[Start of Supplied passage]
A non-solicitation provision forbids people from pursuing, or soliciting, their current or former employer's clientele or their current employees.

These provisions are common elements in employment contracts, as well as in employment separation agreements. They often go hand-in-hand with non-compete agreements, though non-solicitation provisions are narrower in scope: They only prohibit solicitation, a small subset of competitive behavior. Since a new Massachusetts law went into effect and made it more difficult to enforce non-compete agreements in 2018, more and more businesses are turning to non-solicitation agreements to protect themselves.

Importantly, non-solicitation provisions walk a fine line between the interests of the business in protecting its brand, its book of clients, and its staff, on the one hand, and the ability of former employees to use their industry knowledge and expertise for their own gain, on the other.

The employment contract litigation lawyers at the Katz Law Group can provide quality legal representation, regardless of which side of the dispute you are on.

Non-Solicitation Provisions Limit Employees and Protect Employers

Non-solicitation provisions exist to protect employers by limiting what employees can do during and after their time at their job. If employees could take all of a business' clients or its staff with them whenever they decided to start a competing company, people would think twice about starting their own business, in the first place.

However, any limitation on a current or former employee's behavior is a serious matter. If employers had the power to punish a former employee for interacting with a former client in any way, whatsoever, it would lead to absurd results: Employees could get in trouble if one of their former boss' customers or one of their old coworkers goes to the same gym. Additionally, working at a job leads to expertise in the industry. If employees were restricted from soliciting certain potential customers, it would undermine their value to future employers and hamstring their success in their chosen profession.

Requirements for Non-Solicitation Agreements in Massachusetts

Massachusetts law aims for a compromise between these competing interests. Courts in the state will enforce non-solicitation agreements if:

  • The employee receives something in exchange for their agreement to refrain from soliciting coworkers or clients, known as consideration, and
  • The non-solicitation provision is a reasonable way to protect a legitimate business interest.


Under Massachusetts contract law, consideration is an exchange of value. For an agreement to be a binding contract, both sides have to give something and both sides have to receive something.

For non-solicitation agreements, the employer gets the employee to promise not to solicit clients or workers from the employer. When the agreement is a part of the hiring process – as many of them are – the employee gets the job in return for making this promise. If the non-solicitation agreement is struck at a later time, though, the employer may have to provide additional consideration to make it a valid agreement.
[End of Supplied passage]
#### [Instruction A]
Rewrite the passage on non-solicitation provisions, beginning at the words "A non-solicitation provision" and stopping after "to protect themselves.", with "clientele" changed to "customers".
#### [Instruction B]
Put this sentence from the passage on non-solicitation provisions into Spanish: "For an agreement to be a binding contract, both sides have to give something and both sides have to receive something."
The records have no connection to the passage on non-solicitation provisions.
[Start of Dataset records]
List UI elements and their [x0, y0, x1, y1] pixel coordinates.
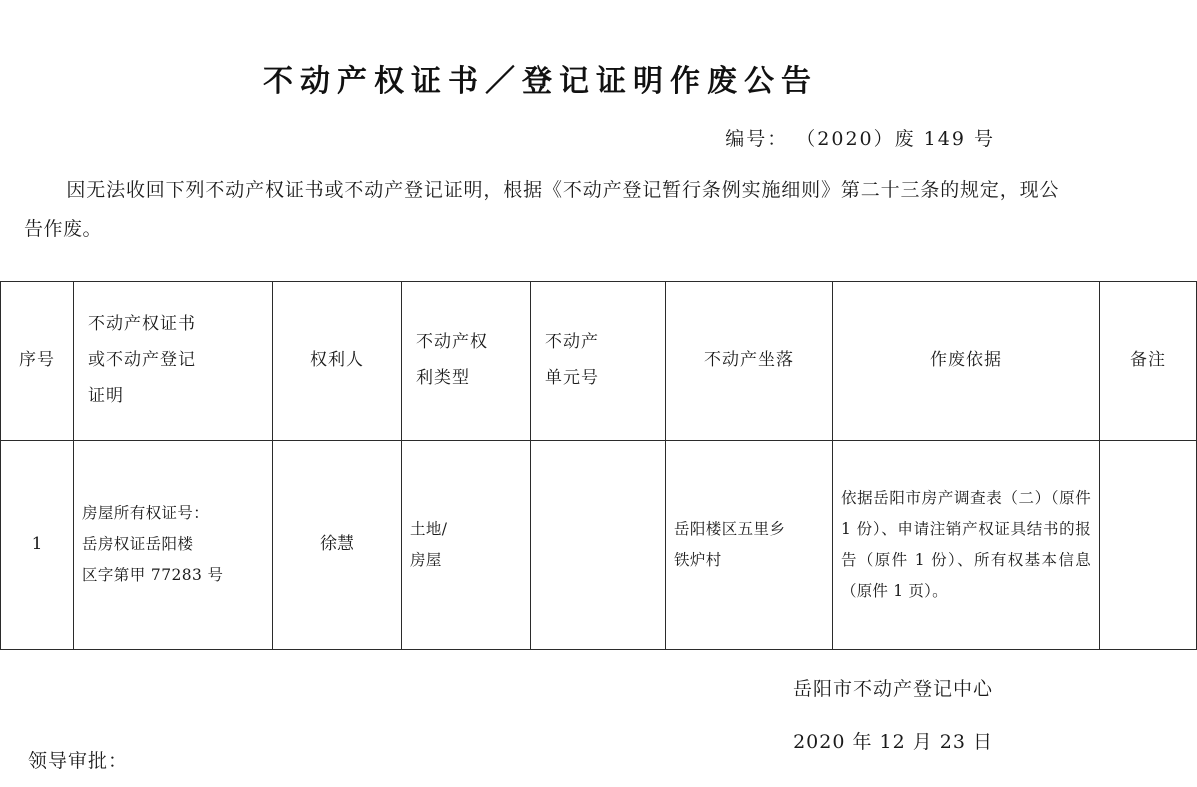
cell-location-line-1: 岳阳楼区五里乡	[674, 519, 786, 538]
body-paragraph-text: 因无法收回下列不动产权证书或不动产登记证明，根据《不动产登记暂行条例实施细则》第二十三条的规定，现公告作废。	[24, 179, 1059, 240]
cell-index: 1	[1, 440, 74, 649]
cell-owner: 徐慧	[273, 440, 402, 649]
header-right-type	[402, 281, 531, 440]
header-basis: 作废依据	[833, 281, 1100, 440]
cell-unit-no	[531, 440, 666, 649]
cell-certificate-line-3: 区字第甲 77283 号	[82, 566, 224, 585]
cell-right-type-line-2: 房屋	[410, 550, 442, 569]
document-number: 编号： （2020）废 149 号	[725, 128, 995, 150]
header-certificate	[74, 281, 273, 440]
header-right-type-line-1: 不动产权	[416, 332, 488, 353]
header-index: 序号	[1, 281, 74, 440]
header-unit-no-line-2: 单元号	[545, 367, 599, 388]
table-row	[1, 440, 1197, 649]
cell-right-type	[402, 440, 531, 649]
header-location: 不动产坐落	[666, 281, 833, 440]
cell-location-line-2: 铁炉村	[674, 550, 722, 569]
cell-certificate	[74, 440, 273, 649]
header-certificate-line-2: 或不动产登记	[88, 350, 196, 371]
approval-label: 领导审批：	[28, 750, 129, 772]
page-title: 不动产权证书／登记证明作废公告	[263, 64, 818, 99]
table-body	[1, 440, 1197, 649]
cell-basis-text: 依据岳阳市房产调查表（二）（原件 1 份）、申请注销产权证具结书的报告（原件 1 份）、所有权基本信息（原件 1 页）。	[841, 488, 1091, 600]
document-page	[0, 56, 1166, 787]
header-unit-no-line-1: 不动产	[545, 332, 599, 353]
cell-certificate-line-2: 岳房权证岳阳楼	[82, 535, 194, 554]
table-header-row	[1, 281, 1197, 440]
cell-right-type-line-1: 土地/	[410, 519, 448, 538]
cell-certificate-line-1: 房屋所有权证号：	[82, 504, 210, 523]
header-right-type-line-2: 利类型	[416, 367, 470, 388]
voided-certificates-table	[0, 281, 1197, 650]
signature-organization: 岳阳市不动产登记中心	[792, 677, 993, 700]
header-owner: 权利人	[273, 281, 402, 440]
table-header	[1, 281, 1197, 440]
body-paragraph	[0, 171, 1081, 249]
cell-remark	[1100, 440, 1197, 649]
header-unit-no	[531, 281, 666, 440]
signature-date: 2020 年 12 月 23 日	[793, 730, 993, 753]
cell-location	[666, 440, 833, 649]
header-remark: 备注	[1100, 281, 1197, 440]
header-certificate-line-1: 不动产权证书	[88, 314, 196, 335]
header-certificate-line-3: 证明	[88, 385, 124, 406]
cell-basis	[833, 440, 1100, 649]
[End of Dataset records]
#### [Final result A]
A non-solicitation provision forbids people from pursuing, or soliciting, their current or former employer's customers or their current employees.

These provisions are common elements in employment contracts, as well as in employment separation agreements. They often go hand-in-hand with non-compete agreements, though non-solicitation provisions are narrower in scope: They only prohibit solicitation, a small subset of competitive behavior. Since a new Massachusetts law went into effect and made it more difficult to enforce non-compete agreements in 2018, more and more businesses are turning to non-solicitation agreements to protect themselves.

#### [Final result B]
Para que un acuerdo sea un contrato vinculante, ambas partes tienen que dar algo y ambas partes tienen que recibir algo.